What you have to do :: Leaving out all images, write out the records that follow exactly.

Extracted data entries
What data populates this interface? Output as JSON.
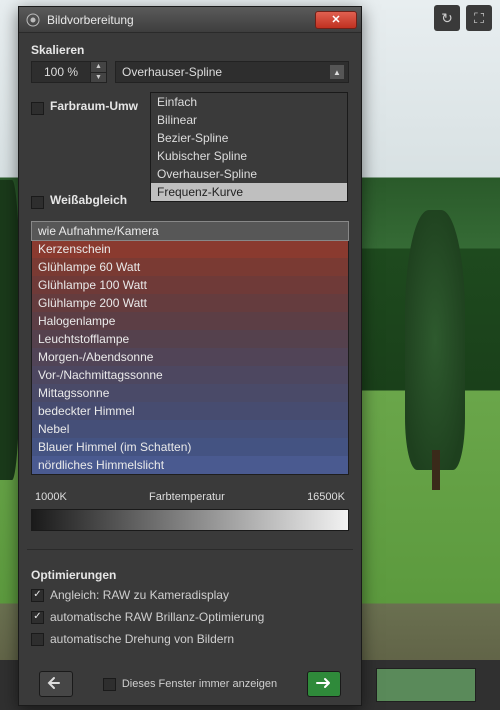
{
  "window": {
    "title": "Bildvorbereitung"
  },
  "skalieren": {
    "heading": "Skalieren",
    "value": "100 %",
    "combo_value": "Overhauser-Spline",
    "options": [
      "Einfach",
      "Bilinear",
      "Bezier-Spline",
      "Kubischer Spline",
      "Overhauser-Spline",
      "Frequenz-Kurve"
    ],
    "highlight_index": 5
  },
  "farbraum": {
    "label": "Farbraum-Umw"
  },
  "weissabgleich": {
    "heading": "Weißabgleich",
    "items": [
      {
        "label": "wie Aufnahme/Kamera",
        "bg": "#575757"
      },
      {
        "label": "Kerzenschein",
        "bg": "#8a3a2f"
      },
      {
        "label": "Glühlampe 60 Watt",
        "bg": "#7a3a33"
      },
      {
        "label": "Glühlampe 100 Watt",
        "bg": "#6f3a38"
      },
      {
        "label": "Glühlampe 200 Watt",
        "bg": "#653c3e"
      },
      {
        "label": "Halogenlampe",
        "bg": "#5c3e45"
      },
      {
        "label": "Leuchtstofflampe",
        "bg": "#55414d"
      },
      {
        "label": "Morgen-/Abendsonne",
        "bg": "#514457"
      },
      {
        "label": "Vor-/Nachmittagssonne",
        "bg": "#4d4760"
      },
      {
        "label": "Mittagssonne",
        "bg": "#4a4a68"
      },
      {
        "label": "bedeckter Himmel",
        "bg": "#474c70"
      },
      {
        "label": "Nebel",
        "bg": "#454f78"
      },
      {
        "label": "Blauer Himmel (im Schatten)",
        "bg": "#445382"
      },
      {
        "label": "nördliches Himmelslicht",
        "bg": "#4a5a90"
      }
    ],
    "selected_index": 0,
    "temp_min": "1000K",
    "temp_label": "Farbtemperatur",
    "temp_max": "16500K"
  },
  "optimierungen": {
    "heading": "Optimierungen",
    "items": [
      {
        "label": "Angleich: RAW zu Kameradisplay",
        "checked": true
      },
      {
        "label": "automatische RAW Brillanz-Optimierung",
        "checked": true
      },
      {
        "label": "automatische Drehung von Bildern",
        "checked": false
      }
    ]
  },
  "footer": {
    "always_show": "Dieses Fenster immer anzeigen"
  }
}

Task answer ::
What data populates this interface? Output as JSON.
{
  "window": {
    "title": "Bildvorbereitung"
  },
  "skalieren": {
    "heading": "Skalieren",
    "value": "100 %",
    "combo_value": "Overhauser-Spline",
    "options": [
      "Einfach",
      "Bilinear",
      "Bezier-Spline",
      "Kubischer Spline",
      "Overhauser-Spline",
      "Frequenz-Kurve"
    ],
    "highlight_index": 5
  },
  "farbraum": {
    "label": "Farbraum-Umw"
  },
  "weissabgleich": {
    "heading": "Weißabgleich",
    "items": [
      {
        "label": "wie Aufnahme/Kamera",
        "bg": "#575757"
      },
      {
        "label": "Kerzenschein",
        "bg": "#8a3a2f"
      },
      {
        "label": "Glühlampe 60 Watt",
        "bg": "#7a3a33"
      },
      {
        "label": "Glühlampe 100 Watt",
        "bg": "#6f3a38"
      },
      {
        "label": "Glühlampe 200 Watt",
        "bg": "#653c3e"
      },
      {
        "label": "Halogenlampe",
        "bg": "#5c3e45"
      },
      {
        "label": "Leuchtstofflampe",
        "bg": "#55414d"
      },
      {
        "label": "Morgen-/Abendsonne",
        "bg": "#514457"
      },
      {
        "label": "Vor-/Nachmittagssonne",
        "bg": "#4d4760"
      },
      {
        "label": "Mittagssonne",
        "bg": "#4a4a68"
      },
      {
        "label": "bedeckter Himmel",
        "bg": "#474c70"
      },
      {
        "label": "Nebel",
        "bg": "#454f78"
      },
      {
        "label": "Blauer Himmel (im Schatten)",
        "bg": "#445382"
      },
      {
        "label": "nördliches Himmelslicht",
        "bg": "#4a5a90"
      }
    ],
    "selected_index": 0,
    "temp_min": "1000K",
    "temp_label": "Farbtemperatur",
    "temp_max": "16500K"
  },
  "optimierungen": {
    "heading": "Optimierungen",
    "items": [
      {
        "label": "Angleich: RAW zu Kameradisplay",
        "checked": true
      },
      {
        "label": "automatische RAW Brillanz-Optimierung",
        "checked": true
      },
      {
        "label": "automatische Drehung von Bildern",
        "checked": false
      }
    ]
  },
  "footer": {
    "always_show": "Dieses Fenster immer anzeigen"
  }
}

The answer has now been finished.